:: SET PROBLEM ::
Copy every row below word for word, leaving out the pictures.

:: SUPPLIED RECORDS ::
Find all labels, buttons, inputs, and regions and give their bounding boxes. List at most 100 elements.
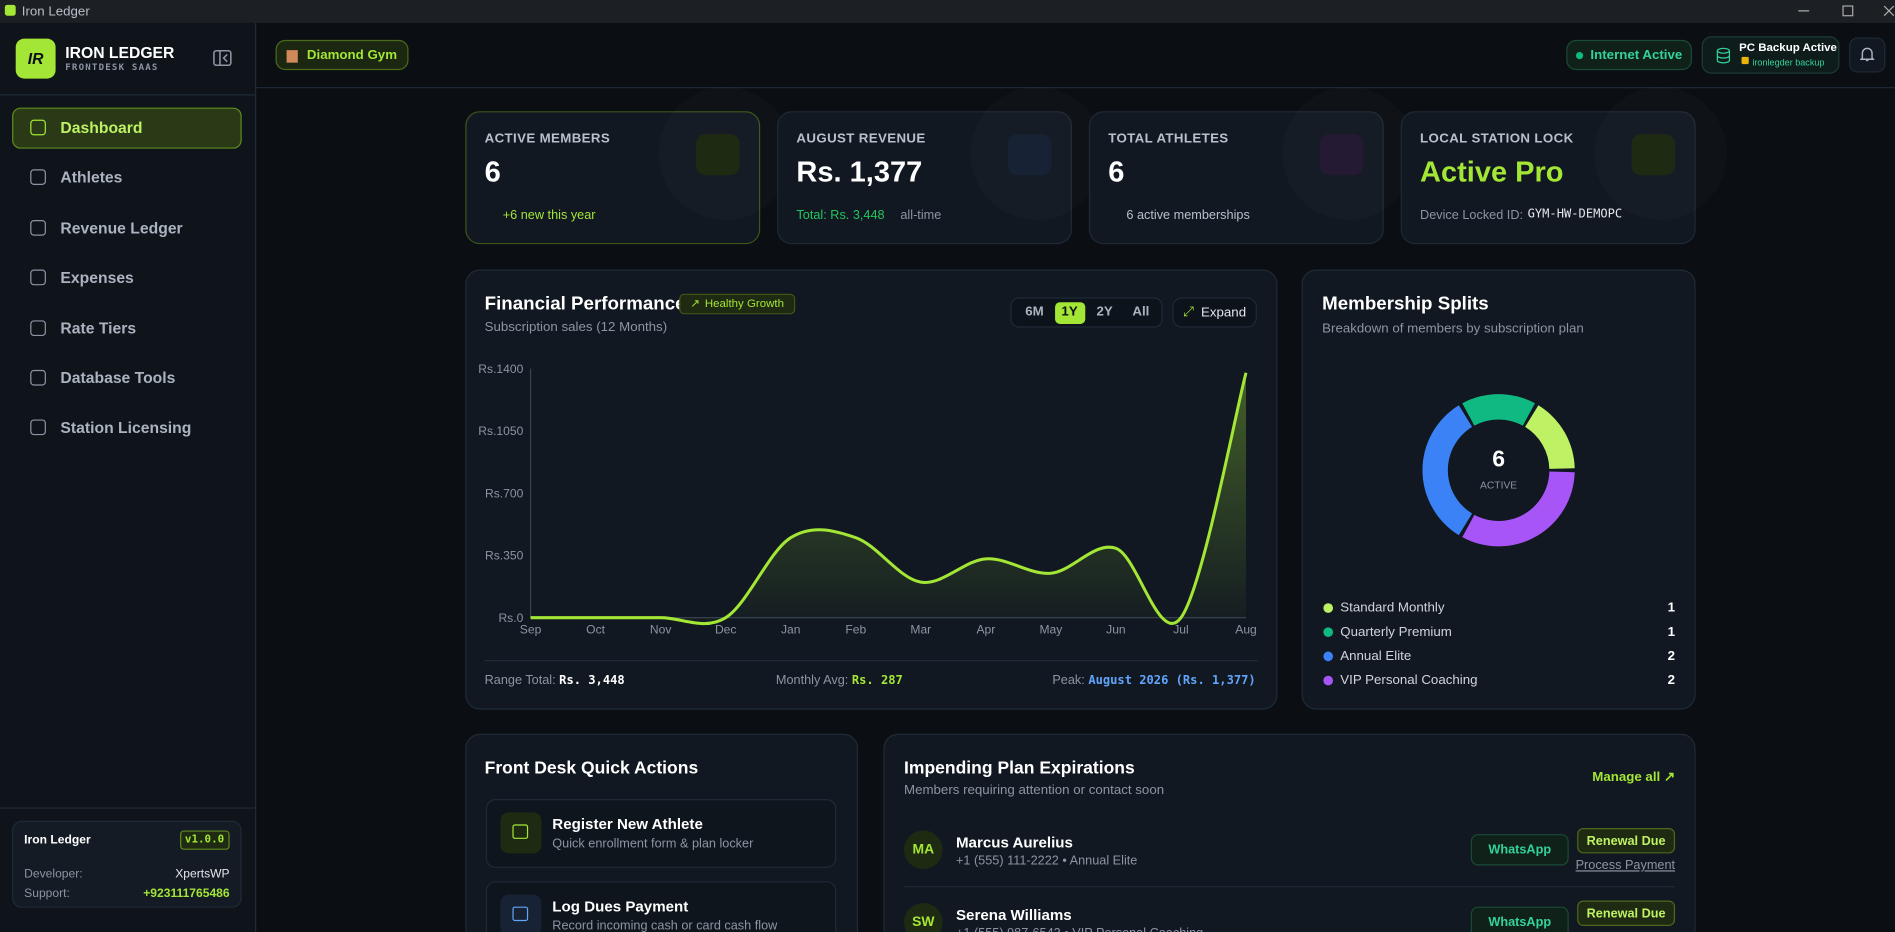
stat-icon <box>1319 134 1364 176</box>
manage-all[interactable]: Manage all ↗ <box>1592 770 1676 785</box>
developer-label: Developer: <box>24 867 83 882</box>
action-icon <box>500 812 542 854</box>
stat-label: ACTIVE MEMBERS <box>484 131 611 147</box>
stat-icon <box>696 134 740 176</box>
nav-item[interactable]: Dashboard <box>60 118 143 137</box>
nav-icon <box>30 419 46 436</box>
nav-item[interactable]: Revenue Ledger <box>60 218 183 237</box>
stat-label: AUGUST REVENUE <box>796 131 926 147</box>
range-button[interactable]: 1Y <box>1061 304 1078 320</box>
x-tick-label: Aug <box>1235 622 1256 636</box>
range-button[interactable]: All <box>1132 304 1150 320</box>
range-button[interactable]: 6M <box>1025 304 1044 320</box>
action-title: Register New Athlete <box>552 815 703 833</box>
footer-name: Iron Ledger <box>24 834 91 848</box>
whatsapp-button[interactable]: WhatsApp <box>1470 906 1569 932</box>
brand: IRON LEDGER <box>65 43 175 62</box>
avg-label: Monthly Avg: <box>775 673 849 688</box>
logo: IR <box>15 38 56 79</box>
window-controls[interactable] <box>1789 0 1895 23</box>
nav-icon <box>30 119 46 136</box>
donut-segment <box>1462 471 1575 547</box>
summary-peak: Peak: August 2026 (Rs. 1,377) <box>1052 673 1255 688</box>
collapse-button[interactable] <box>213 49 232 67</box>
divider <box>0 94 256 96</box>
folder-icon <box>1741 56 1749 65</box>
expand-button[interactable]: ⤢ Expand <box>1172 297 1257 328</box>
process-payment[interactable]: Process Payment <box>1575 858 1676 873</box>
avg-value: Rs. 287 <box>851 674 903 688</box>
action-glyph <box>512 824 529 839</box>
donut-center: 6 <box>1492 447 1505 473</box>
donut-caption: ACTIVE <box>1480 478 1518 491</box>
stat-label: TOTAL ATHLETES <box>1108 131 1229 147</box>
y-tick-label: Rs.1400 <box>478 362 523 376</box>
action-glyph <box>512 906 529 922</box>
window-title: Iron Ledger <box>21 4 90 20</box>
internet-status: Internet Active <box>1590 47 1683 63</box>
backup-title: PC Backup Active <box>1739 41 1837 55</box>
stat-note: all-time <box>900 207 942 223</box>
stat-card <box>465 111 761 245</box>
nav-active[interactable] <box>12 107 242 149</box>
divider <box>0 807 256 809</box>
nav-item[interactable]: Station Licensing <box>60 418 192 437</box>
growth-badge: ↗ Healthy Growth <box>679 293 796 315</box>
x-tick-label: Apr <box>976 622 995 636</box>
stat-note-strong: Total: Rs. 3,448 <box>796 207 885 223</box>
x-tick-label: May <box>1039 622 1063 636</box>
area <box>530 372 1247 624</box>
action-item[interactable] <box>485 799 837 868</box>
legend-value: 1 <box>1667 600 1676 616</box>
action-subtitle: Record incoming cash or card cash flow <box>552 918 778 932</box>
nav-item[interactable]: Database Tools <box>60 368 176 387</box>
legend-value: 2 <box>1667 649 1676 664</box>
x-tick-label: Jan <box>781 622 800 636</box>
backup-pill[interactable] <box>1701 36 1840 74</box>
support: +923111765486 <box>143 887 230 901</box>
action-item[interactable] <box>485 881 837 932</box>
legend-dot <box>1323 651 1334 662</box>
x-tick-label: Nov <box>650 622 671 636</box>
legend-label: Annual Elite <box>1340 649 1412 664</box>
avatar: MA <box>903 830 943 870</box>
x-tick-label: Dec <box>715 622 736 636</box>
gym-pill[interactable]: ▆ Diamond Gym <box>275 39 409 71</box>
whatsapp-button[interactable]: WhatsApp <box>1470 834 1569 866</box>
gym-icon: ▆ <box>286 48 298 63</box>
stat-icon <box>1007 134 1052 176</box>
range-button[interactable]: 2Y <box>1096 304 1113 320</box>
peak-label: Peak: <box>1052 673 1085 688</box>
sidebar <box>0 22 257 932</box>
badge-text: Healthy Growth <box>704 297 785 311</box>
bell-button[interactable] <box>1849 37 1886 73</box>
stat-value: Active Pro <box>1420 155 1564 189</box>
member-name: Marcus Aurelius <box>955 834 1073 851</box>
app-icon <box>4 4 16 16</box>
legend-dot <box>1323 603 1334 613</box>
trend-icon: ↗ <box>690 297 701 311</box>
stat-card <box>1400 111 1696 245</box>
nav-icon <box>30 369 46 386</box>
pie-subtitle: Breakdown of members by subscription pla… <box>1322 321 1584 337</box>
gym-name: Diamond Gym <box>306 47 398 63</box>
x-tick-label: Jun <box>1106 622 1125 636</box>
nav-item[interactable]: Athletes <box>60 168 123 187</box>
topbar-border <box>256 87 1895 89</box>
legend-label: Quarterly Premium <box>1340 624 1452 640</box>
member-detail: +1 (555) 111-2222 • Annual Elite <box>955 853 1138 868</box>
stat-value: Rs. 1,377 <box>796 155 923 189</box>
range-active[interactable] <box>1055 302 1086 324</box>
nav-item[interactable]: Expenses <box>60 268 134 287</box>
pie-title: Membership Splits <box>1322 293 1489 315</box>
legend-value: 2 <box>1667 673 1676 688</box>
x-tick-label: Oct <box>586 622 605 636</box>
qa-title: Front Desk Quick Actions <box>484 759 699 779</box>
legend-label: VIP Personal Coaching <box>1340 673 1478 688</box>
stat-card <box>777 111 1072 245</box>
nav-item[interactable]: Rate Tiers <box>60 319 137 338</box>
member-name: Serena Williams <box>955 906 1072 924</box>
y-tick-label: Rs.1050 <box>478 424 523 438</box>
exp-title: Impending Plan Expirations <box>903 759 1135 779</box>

:: EXERCISE OUTPUT ::
Find all labels, buttons, inputs, and regions and give their bounding boxes. List at most 100 elements.
stat-icon <box>1319 134 1364 176</box>
manage-all[interactable]: Manage all ↗ <box>1592 770 1676 785</box>
developer-label: Developer: <box>24 867 83 882</box>
action-icon <box>500 812 542 854</box>
stat-label: ACTIVE MEMBERS <box>484 131 611 147</box>
stat-icon <box>696 134 740 176</box>
nav-item[interactable]: Dashboard <box>60 118 143 137</box>
nav-icon <box>30 419 46 436</box>
nav-item[interactable]: Revenue Ledger <box>60 218 183 237</box>
stat-label: AUGUST REVENUE <box>796 131 926 147</box>
range-button[interactable]: 1Y <box>1061 304 1078 320</box>
x-tick-label: Aug <box>1235 622 1256 636</box>
range-button[interactable]: All <box>1132 304 1150 320</box>
range-button[interactable]: 6M <box>1025 304 1044 320</box>
action-title: Register New Athlete <box>552 815 703 833</box>
footer-name: Iron Ledger <box>24 834 91 848</box>
whatsapp-button[interactable]: WhatsApp <box>1470 906 1569 932</box>
brand: IRON LEDGER <box>65 43 175 62</box>
avg-label: Monthly Avg: <box>775 673 849 688</box>
logo: IR <box>15 38 56 79</box>
window-controls[interactable] <box>1789 0 1895 23</box>
nav-icon <box>30 119 46 136</box>
donut-segment <box>1462 471 1575 547</box>
summary-peak: Peak: August 2026 (Rs. 1,377) <box>1052 673 1255 688</box>
collapse-button[interactable] <box>213 49 232 67</box>
divider <box>0 94 256 96</box>
folder-icon <box>1741 56 1749 65</box>
expand-button[interactable]: ⤢ Expand <box>1172 297 1257 328</box>
process-payment[interactable]: Process Payment <box>1575 858 1676 873</box>
avg-value: Rs. 287 <box>851 674 903 688</box>
action-glyph <box>512 824 529 839</box>
donut-center: 6 <box>1492 447 1505 473</box>
donut-caption: ACTIVE <box>1480 478 1518 491</box>
stat-label: TOTAL ATHLETES <box>1108 131 1229 147</box>
y-tick-label: Rs.1400 <box>478 362 523 376</box>
action-glyph <box>512 906 529 922</box>
window-title: Iron Ledger <box>21 4 90 20</box>
internet-status: Internet Active <box>1590 47 1683 63</box>
backup-title: PC Backup Active <box>1739 41 1837 55</box>
stat-note: all-time <box>900 207 942 223</box>
stat-card <box>465 111 761 245</box>
nav-active[interactable] <box>12 107 242 149</box>
divider <box>0 807 256 809</box>
nav-item[interactable]: Station Licensing <box>60 418 192 437</box>
growth-badge: ↗ Healthy Growth <box>679 293 796 315</box>
x-tick-label: Apr <box>976 622 995 636</box>
stat-note-strong: Total: Rs. 3,448 <box>796 207 885 223</box>
x-tick-label: May <box>1039 622 1063 636</box>
area <box>530 372 1247 624</box>
action-item[interactable] <box>485 799 837 868</box>
legend-value: 1 <box>1667 600 1676 616</box>
action-subtitle: Record incoming cash or card cash flow <box>552 918 778 932</box>
nav-item[interactable]: Database Tools <box>60 368 176 387</box>
legend-value: 2 <box>1667 649 1676 664</box>
x-tick-label: Jan <box>781 622 800 636</box>
backup-pill[interactable] <box>1701 36 1840 74</box>
support: +923111765486 <box>143 887 230 901</box>
action-item[interactable] <box>485 881 837 932</box>
legend-dot <box>1323 651 1334 662</box>
x-tick-label: Nov <box>650 622 671 636</box>
legend-label: Annual Elite <box>1340 649 1412 664</box>
avatar: MA <box>903 830 943 870</box>
x-tick-label: Dec <box>715 622 736 636</box>
gym-pill[interactable]: ▆ Diamond Gym <box>275 39 409 71</box>
whatsapp-button[interactable]: WhatsApp <box>1470 834 1569 866</box>
gym-icon: ▆ <box>286 48 298 63</box>
stat-icon <box>1007 134 1052 176</box>
range-button[interactable]: 2Y <box>1096 304 1113 320</box>
peak-label: Peak: <box>1052 673 1085 688</box>
sidebar <box>0 22 257 932</box>
badge-text: Healthy Growth <box>704 297 785 311</box>
bell-button[interactable] <box>1849 37 1886 73</box>
stat-value: Active Pro <box>1420 155 1564 189</box>
member-name: Marcus Aurelius <box>955 834 1073 851</box>
app-icon <box>4 4 16 16</box>
legend-dot <box>1323 603 1334 613</box>
trend-icon: ↗ <box>690 297 701 311</box>
stat-card <box>1400 111 1696 245</box>
nav-icon <box>30 369 46 386</box>
pie-subtitle: Breakdown of members by subscription pla… <box>1322 321 1584 337</box>
gym-name: Diamond Gym <box>306 47 398 63</box>
x-tick-label: Jun <box>1106 622 1125 636</box>
nav-item[interactable]: Athletes <box>60 168 123 187</box>
topbar-border <box>256 87 1895 89</box>
legend-label: Quarterly Premium <box>1340 624 1452 640</box>
member-detail: +1 (555) 111-2222 • Annual Elite <box>955 853 1138 868</box>
stat-value: Rs. 1,377 <box>796 155 923 189</box>
range-active[interactable] <box>1055 302 1086 324</box>
nav-item[interactable]: Expenses <box>60 268 134 287</box>
pie-title: Membership Splits <box>1322 293 1489 315</box>
legend-value: 2 <box>1667 673 1676 688</box>
x-tick-label: Oct <box>586 622 605 636</box>
qa-title: Front Desk Quick Actions <box>484 759 699 779</box>
legend-label: VIP Personal Coaching <box>1340 673 1478 688</box>
stat-card <box>777 111 1072 245</box>
nav-item[interactable]: Rate Tiers <box>60 319 137 338</box>
member-name: Serena Williams <box>955 906 1072 924</box>
y-tick-label: Rs.1050 <box>478 424 523 438</box>
exp-title: Impending Plan Expirations <box>903 759 1135 779</box>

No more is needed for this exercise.